---------- ENTRIES SUPPLIED ----------

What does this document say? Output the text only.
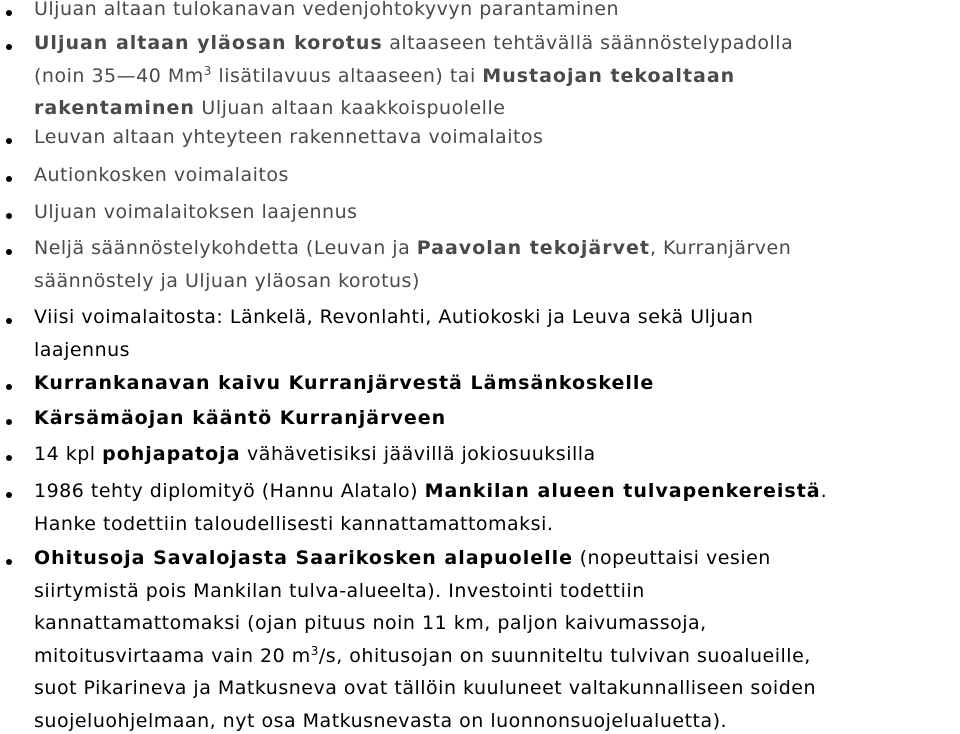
Uljuan altaan tulokanavan vedenjohtokyvyn parantaminen
Uljuan altaan yläosan korotus altaaseen tehtävällä säännöstelypadolla
(noin 35—40 Mm$^3$ lisätilavuus altaaseen) tai Mustaojan tekoaltaan
rakentaminen Uljuan altaan kaakkoispuolelle
Leuvan altaan yhteyteen rakennettava voimalaitos
Autionkosken voimalaitos
Uljuan voimalaitoksen laajennus
Neljä säännöstelykohdetta (Leuvan ja Paavolan tekojärvet, Kurranjärven
säännöstely ja Uljuan yläosan korotus)
Viisi voimalaitosta: Länkelä, Revonlahti, Autiokoski ja Leuva sekä Uljuan
laajennus
Kurrankanavan kaivu Kurranjärvestä Lämsänkoskelle
Kärsämäojan kääntö Kurranjärveen
14 kpl pohjapatoja vähävetisiksi jäävillä jokiosuuksilla
1986 tehty diplomityö (Hannu Alatalo) Mankilan alueen tulvapenkereistä.
Hanke todettiin taloudellisesti kannattamattomaksi.
Ohitusoja Savalojasta Saarikosken alapuolelle (nopeuttaisi vesien
siirtymistä pois Mankilan tulva-alueelta). Investointi todettiin
kannattamattomaksi (ojan pituus noin 11 km, paljon kaivumassoja,
mitoitusvirtaama vain 20 $m^3/s$, ohitusojan on suunniteltu tulvivan suoalueille,
suot Pikarineva ja Matkusneva ovat tällöin kuuluneet valtakunnalliseen soiden
suojeluohjelmaan, nyt osa Matkusnevasta on luonnonsuojelualuetta).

----------

(WHAT YOU ARE ASKED TO DO)
From the data above, write out everything exactly except the pictures.

(RESULT OF THE TASK)
What does this document say? Output the text only.
Uljuan altaan tulokanavan vedenjohtokyvyn parantaminen
Uljuan altaan yläosan korotus altaaseen tehtävällä säännöstelypadolla
(noin 35—40 Mm$^3$ lisätilavuus altaaseen) tai Mustaojan tekoaltaan
rakentaminen Uljuan altaan kaakkoispuolelle
Leuvan altaan yhteyteen rakennettava voimalaitos
Autionkosken voimalaitos
Uljuan voimalaitoksen laajennus
Neljä säännöstelykohdetta (Leuvan ja Paavolan tekojärvet, Kurranjärven
säännöstely ja Uljuan yläosan korotus)
Viisi voimalaitosta: Länkelä, Revonlahti, Autiokoski ja Leuva sekä Uljuan
laajennus
Kurrankanavan kaivu Kurranjärvestä Lämsänkoskelle
Kärsämäojan kääntö Kurranjärveen
14 kpl pohjapatoja vähävetisiksi jäävillä jokiosuuksilla
1986 tehty diplomityö (Hannu Alatalo) Mankilan alueen tulvapenkereistä.
Hanke todettiin taloudellisesti kannattamattomaksi.
Ohitusoja Savalojasta Saarikosken alapuolelle (nopeuttaisi vesien
siirtymistä pois Mankilan tulva-alueelta). Investointi todettiin
kannattamattomaksi (ojan pituus noin 11 km, paljon kaivumassoja,
mitoitusvirtaama vain 20 $m^3/s$, ohitusojan on suunniteltu tulvivan suoalueille,
suot Pikarineva ja Matkusneva ovat tällöin kuuluneet valtakunnalliseen soiden
suojeluohjelmaan, nyt osa Matkusnevasta on luonnonsuojelualuetta).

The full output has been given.